**WRITTEN EXERCISE:**
Filter the listing below, copying every line in which the word "database" appears.

(Data entries)
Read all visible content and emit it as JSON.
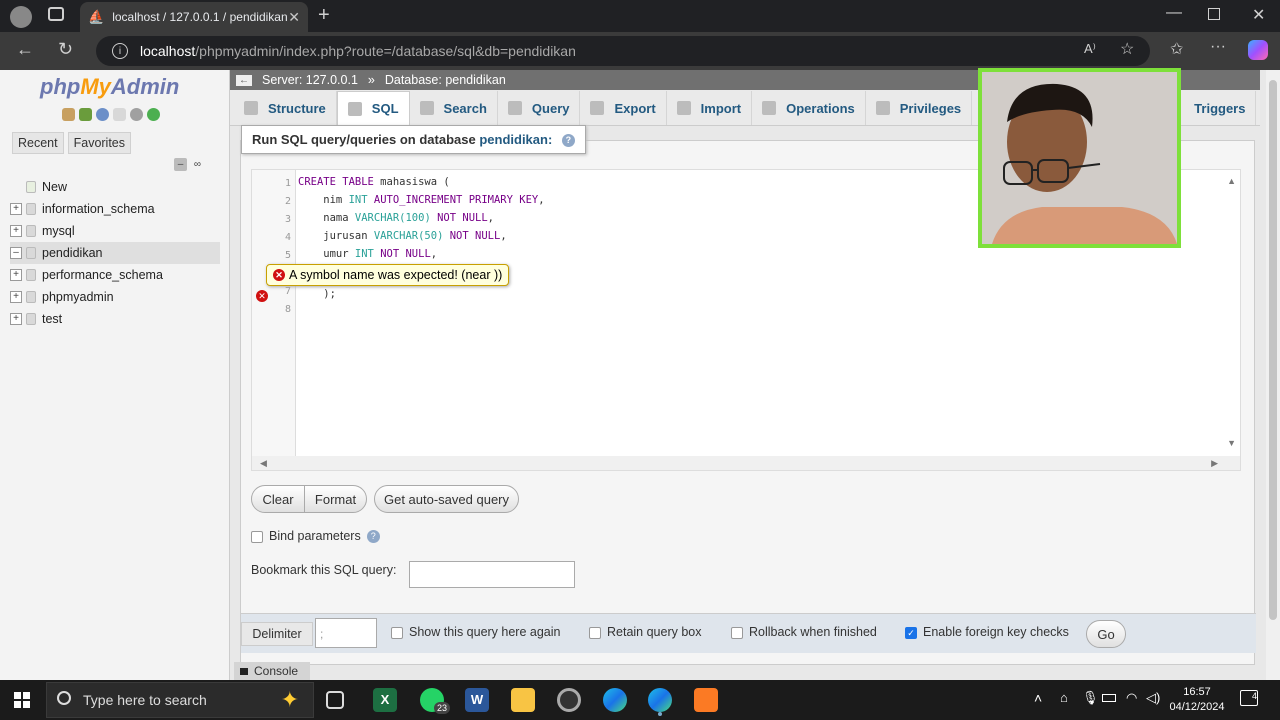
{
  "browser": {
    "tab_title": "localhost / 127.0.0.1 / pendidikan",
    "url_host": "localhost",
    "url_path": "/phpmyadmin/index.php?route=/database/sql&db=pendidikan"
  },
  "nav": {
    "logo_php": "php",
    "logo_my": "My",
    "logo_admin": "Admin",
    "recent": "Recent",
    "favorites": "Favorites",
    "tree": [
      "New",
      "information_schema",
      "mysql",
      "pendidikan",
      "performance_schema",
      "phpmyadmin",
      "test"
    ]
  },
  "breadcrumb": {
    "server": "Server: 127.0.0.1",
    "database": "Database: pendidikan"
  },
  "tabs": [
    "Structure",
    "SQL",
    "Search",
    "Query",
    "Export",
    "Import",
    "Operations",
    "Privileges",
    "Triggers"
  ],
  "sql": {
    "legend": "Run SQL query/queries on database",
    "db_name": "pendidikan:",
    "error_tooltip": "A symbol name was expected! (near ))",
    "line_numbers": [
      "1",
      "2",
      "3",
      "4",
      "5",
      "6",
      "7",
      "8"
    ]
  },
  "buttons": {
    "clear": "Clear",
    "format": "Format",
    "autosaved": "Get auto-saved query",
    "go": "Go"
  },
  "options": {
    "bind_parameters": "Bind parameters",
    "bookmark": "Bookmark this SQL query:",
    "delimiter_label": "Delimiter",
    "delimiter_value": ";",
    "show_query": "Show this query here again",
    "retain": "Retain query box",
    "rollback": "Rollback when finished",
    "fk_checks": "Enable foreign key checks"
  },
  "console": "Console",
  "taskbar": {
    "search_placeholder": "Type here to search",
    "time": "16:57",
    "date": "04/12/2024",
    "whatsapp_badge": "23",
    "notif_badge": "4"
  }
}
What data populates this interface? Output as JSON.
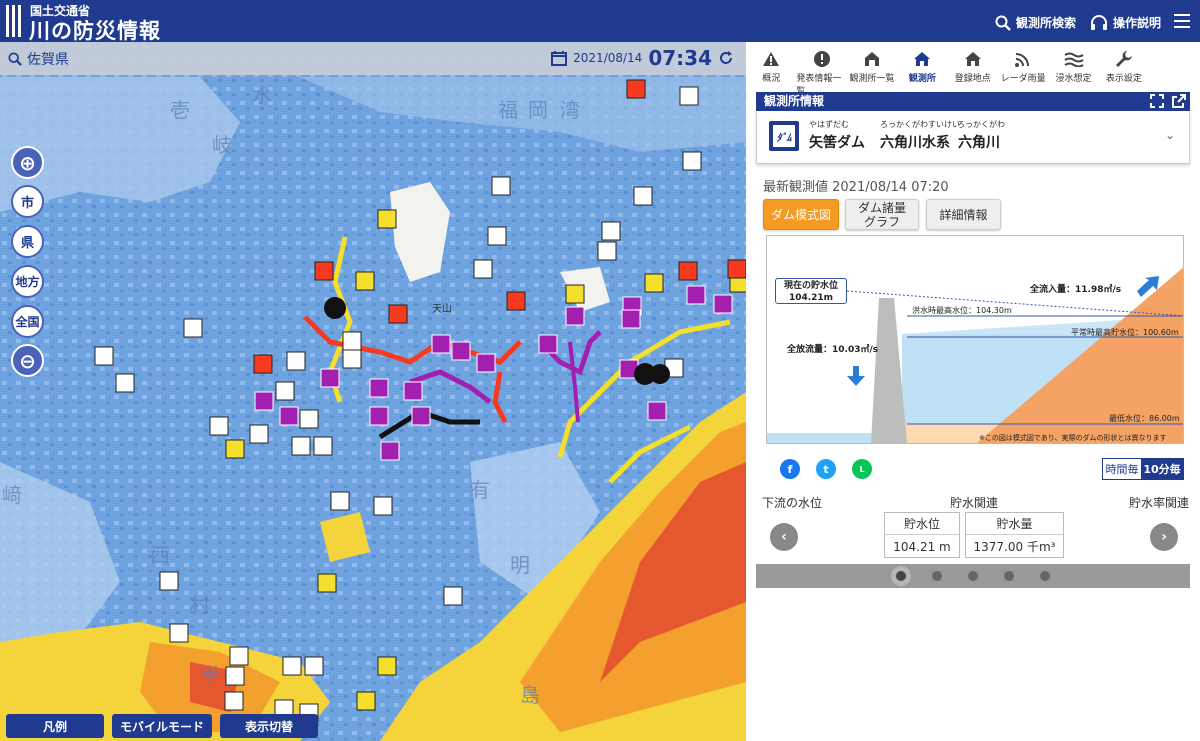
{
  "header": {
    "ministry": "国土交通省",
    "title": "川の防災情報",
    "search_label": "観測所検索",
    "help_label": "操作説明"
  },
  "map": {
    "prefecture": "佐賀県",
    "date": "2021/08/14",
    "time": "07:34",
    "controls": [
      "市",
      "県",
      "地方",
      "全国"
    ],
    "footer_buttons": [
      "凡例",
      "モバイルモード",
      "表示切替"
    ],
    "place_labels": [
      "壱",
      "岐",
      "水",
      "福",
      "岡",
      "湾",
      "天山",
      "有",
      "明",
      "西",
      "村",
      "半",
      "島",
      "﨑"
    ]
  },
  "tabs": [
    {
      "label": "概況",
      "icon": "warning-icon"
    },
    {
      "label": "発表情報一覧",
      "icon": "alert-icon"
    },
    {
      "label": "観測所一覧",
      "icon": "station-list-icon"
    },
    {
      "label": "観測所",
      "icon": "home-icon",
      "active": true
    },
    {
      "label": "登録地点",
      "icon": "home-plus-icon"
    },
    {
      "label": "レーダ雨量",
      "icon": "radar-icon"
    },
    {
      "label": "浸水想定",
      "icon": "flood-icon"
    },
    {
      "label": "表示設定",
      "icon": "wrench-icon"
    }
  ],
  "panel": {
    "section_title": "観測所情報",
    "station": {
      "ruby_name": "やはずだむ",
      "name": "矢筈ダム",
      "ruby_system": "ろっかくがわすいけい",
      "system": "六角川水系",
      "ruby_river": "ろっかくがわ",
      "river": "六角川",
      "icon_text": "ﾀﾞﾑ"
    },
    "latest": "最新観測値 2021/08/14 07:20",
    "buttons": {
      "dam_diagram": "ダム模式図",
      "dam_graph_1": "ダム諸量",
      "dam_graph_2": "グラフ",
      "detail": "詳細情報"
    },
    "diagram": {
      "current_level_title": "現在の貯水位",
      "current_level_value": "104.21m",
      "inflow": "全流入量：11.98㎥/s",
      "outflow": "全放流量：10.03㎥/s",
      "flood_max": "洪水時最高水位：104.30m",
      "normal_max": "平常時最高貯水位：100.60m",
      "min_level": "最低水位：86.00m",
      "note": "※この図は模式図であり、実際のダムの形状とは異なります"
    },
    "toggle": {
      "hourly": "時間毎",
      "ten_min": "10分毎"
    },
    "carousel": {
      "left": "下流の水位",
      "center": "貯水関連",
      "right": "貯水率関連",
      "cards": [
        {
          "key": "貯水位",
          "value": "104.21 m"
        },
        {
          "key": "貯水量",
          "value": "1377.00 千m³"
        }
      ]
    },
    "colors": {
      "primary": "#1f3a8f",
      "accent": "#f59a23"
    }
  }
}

**WORKED SOLUTION:**
    "url_path": "/phpmyadmin/index.php?route=/database/sql&db=pendidikan"
    "database": "Database: pendidikan"
    "legend": "Run SQL query/queries on database",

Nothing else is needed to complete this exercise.